> Excerpted records:

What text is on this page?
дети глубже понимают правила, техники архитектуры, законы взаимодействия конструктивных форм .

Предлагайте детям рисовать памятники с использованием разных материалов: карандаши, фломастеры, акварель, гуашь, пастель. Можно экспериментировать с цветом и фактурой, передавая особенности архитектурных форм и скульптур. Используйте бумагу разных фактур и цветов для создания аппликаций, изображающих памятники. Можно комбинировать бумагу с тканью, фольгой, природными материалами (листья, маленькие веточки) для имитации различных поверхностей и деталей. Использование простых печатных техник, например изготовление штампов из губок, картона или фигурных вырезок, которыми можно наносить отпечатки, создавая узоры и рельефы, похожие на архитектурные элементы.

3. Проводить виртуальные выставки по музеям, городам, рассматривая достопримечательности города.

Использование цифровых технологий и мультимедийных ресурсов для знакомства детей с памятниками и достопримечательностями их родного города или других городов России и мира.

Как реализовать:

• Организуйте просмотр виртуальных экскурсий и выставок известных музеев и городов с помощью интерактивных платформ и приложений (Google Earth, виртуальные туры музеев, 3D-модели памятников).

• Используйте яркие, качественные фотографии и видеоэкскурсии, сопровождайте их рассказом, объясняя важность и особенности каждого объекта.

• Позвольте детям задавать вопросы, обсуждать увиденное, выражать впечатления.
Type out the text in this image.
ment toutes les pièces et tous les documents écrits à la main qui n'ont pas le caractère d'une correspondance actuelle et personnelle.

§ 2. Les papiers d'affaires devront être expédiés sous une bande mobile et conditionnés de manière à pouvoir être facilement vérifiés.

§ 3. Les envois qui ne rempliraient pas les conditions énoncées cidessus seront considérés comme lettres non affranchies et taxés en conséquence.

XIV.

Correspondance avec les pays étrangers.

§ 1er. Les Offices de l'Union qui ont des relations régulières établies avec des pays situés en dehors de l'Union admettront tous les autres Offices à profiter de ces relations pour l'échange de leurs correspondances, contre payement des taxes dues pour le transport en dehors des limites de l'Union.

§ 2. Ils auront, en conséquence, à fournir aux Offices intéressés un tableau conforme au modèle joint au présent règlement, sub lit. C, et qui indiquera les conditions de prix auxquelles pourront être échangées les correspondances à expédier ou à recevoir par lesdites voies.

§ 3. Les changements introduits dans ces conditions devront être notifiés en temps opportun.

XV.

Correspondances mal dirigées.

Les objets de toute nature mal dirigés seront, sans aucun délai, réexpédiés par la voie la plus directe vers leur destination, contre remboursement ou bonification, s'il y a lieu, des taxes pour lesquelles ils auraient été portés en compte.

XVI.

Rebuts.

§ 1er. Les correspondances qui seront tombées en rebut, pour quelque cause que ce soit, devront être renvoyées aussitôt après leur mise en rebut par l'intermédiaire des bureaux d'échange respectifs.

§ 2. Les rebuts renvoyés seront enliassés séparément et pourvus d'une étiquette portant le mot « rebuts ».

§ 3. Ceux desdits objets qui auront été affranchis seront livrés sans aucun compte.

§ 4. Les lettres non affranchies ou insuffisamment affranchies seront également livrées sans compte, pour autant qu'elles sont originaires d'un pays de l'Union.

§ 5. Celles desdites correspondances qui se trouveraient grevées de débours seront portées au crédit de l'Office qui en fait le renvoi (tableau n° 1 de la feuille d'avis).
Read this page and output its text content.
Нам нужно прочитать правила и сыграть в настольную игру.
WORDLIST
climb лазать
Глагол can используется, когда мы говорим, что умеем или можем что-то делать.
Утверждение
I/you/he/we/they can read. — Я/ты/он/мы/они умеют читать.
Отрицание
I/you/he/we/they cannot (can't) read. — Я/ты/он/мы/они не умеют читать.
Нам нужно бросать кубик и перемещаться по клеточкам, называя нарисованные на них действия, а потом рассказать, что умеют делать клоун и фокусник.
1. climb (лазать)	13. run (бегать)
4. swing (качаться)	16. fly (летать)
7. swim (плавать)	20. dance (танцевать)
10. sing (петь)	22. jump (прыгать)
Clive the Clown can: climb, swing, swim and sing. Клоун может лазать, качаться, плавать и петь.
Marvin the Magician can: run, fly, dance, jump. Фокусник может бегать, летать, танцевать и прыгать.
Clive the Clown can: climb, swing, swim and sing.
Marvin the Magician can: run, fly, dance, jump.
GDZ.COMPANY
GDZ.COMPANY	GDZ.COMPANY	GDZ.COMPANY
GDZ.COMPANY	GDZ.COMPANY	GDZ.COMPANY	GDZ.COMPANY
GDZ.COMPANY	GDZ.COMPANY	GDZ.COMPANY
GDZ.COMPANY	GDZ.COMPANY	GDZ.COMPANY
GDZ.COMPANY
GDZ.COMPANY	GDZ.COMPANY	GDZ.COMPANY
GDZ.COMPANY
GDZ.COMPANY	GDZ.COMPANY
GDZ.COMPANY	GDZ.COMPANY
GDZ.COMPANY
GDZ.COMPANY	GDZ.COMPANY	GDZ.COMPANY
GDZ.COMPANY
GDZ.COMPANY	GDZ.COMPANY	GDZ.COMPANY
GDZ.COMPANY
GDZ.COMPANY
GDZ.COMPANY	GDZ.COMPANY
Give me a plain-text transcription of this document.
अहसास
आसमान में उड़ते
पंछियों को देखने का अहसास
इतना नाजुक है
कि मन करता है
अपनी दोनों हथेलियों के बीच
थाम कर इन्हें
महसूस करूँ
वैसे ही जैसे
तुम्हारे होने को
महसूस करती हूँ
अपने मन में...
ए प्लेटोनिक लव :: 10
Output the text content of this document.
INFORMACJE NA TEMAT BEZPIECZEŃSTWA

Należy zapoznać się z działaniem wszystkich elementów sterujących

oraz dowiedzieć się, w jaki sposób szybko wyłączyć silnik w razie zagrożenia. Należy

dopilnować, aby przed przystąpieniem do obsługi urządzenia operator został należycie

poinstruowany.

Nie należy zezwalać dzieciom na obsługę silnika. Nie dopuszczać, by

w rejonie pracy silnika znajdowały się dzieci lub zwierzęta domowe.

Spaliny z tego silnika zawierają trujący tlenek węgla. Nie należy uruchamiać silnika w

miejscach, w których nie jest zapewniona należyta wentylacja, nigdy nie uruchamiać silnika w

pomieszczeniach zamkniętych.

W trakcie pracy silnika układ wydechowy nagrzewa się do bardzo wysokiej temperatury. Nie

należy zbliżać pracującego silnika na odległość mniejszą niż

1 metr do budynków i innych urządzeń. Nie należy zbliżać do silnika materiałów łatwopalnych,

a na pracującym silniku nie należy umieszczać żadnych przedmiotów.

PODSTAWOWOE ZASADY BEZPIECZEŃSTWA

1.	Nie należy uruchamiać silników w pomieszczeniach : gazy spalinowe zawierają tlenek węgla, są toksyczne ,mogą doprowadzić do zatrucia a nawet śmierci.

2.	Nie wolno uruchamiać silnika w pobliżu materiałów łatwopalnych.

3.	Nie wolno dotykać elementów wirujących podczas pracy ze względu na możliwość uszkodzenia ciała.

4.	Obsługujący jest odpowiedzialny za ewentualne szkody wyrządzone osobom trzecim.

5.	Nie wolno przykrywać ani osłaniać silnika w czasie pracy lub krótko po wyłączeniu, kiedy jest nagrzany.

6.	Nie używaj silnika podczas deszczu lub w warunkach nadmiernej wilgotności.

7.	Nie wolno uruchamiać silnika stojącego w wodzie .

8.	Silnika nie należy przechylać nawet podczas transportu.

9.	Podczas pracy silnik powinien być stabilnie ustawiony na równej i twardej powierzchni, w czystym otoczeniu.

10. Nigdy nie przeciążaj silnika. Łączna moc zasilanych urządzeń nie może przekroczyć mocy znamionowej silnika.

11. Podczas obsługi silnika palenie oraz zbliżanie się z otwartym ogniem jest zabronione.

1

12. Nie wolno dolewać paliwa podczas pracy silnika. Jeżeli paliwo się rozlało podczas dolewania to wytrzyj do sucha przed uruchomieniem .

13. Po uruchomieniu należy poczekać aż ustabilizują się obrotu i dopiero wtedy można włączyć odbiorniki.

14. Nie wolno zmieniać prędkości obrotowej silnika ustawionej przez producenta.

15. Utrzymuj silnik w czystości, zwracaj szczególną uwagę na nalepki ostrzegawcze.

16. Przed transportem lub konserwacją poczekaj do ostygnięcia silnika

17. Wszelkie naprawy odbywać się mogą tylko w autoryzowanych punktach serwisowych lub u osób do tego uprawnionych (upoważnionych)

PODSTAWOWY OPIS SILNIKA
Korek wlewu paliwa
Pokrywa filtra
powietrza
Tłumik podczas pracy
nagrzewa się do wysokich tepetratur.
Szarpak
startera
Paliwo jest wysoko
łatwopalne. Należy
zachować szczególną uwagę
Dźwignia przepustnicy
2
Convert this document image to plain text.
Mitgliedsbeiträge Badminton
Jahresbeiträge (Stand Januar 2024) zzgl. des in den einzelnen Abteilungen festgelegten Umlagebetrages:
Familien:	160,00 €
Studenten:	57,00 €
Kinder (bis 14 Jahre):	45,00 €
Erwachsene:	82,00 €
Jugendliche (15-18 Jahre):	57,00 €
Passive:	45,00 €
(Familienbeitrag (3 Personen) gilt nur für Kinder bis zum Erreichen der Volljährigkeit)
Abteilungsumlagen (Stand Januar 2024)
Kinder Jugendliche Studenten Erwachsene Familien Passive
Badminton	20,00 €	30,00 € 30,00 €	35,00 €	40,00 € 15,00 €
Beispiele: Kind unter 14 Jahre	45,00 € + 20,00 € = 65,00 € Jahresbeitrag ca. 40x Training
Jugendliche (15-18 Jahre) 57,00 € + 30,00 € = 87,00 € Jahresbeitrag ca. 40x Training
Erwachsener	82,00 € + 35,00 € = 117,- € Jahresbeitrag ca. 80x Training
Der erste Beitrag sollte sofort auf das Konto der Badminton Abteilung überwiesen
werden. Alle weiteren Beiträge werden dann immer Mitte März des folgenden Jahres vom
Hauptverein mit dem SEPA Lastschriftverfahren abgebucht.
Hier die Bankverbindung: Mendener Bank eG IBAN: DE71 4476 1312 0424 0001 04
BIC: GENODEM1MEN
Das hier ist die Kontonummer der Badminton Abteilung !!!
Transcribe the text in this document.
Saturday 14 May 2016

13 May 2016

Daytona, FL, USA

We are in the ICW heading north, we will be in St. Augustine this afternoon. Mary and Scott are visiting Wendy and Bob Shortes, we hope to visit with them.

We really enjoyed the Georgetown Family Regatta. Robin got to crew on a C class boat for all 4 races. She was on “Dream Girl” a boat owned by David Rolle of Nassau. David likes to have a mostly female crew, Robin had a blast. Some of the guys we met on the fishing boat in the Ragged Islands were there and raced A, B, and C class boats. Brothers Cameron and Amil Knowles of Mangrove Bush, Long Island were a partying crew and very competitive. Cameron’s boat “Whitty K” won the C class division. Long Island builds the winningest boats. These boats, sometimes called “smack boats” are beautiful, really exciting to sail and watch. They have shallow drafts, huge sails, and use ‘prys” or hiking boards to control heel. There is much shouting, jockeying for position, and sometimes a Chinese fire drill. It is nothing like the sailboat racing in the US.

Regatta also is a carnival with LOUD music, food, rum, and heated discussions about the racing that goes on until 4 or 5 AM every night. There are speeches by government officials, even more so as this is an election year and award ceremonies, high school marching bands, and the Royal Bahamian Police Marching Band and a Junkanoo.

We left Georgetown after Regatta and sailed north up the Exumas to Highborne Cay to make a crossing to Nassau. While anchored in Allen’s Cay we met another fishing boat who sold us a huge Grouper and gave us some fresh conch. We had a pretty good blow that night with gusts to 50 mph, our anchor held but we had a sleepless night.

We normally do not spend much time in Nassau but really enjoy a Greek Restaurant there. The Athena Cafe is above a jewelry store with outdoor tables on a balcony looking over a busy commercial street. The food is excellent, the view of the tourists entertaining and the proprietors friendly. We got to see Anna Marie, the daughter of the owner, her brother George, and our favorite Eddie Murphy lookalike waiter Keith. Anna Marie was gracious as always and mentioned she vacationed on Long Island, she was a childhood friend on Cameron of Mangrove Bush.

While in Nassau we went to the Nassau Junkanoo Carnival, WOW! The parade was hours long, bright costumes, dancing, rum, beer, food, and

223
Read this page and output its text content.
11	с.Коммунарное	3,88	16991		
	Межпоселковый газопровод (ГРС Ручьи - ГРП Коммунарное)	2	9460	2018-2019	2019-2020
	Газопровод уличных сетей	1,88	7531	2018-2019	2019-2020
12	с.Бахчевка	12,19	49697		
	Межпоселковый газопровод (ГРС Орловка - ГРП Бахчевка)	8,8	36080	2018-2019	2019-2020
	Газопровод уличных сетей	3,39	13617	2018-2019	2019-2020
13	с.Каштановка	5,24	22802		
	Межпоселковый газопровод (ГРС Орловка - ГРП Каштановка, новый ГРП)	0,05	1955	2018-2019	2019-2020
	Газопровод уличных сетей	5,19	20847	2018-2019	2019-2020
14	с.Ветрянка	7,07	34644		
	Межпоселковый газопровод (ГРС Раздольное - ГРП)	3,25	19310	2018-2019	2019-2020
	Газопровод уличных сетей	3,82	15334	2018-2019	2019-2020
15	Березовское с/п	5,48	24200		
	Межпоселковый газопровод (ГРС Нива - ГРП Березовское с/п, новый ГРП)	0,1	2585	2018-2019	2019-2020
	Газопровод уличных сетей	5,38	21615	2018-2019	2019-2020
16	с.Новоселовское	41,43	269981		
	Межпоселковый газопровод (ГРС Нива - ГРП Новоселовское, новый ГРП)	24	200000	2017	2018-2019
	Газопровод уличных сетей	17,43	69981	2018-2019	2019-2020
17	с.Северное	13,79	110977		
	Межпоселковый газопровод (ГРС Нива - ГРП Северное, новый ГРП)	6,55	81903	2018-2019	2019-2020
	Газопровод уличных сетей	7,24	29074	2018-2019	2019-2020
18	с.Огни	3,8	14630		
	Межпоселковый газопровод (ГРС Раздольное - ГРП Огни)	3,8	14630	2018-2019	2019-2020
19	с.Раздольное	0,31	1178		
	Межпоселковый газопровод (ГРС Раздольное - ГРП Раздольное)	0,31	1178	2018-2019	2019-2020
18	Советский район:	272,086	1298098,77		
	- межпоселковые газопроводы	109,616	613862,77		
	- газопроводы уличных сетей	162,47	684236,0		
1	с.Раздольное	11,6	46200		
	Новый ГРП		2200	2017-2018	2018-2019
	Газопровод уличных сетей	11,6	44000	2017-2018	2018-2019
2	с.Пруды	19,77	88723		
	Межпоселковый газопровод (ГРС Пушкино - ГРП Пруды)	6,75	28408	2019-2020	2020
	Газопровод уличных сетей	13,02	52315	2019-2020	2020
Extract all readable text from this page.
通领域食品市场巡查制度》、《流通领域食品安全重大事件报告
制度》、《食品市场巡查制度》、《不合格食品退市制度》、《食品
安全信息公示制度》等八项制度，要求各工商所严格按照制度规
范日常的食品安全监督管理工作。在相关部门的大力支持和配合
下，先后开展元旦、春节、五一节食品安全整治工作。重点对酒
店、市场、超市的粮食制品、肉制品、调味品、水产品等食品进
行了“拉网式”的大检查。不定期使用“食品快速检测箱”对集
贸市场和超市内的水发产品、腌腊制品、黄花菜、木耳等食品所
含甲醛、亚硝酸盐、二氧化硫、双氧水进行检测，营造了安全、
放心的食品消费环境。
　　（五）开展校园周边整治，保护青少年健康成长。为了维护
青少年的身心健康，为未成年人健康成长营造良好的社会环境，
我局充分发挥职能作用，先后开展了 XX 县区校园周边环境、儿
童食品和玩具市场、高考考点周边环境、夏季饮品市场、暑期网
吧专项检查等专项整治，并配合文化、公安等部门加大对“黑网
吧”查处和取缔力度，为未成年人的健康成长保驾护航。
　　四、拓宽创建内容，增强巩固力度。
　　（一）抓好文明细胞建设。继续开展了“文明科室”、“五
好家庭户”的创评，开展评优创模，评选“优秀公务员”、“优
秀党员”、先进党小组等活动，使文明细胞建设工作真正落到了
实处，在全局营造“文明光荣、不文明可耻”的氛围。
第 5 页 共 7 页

> Given instruction:
Copy out every line from the records that has the word "Clown".

> Exercise response:
Clive the Clown can: climb, swing, swim and sing. Клоун может лазать, качаться, плавать и петь.
Clive the Clown can: climb, swing, swim and sing.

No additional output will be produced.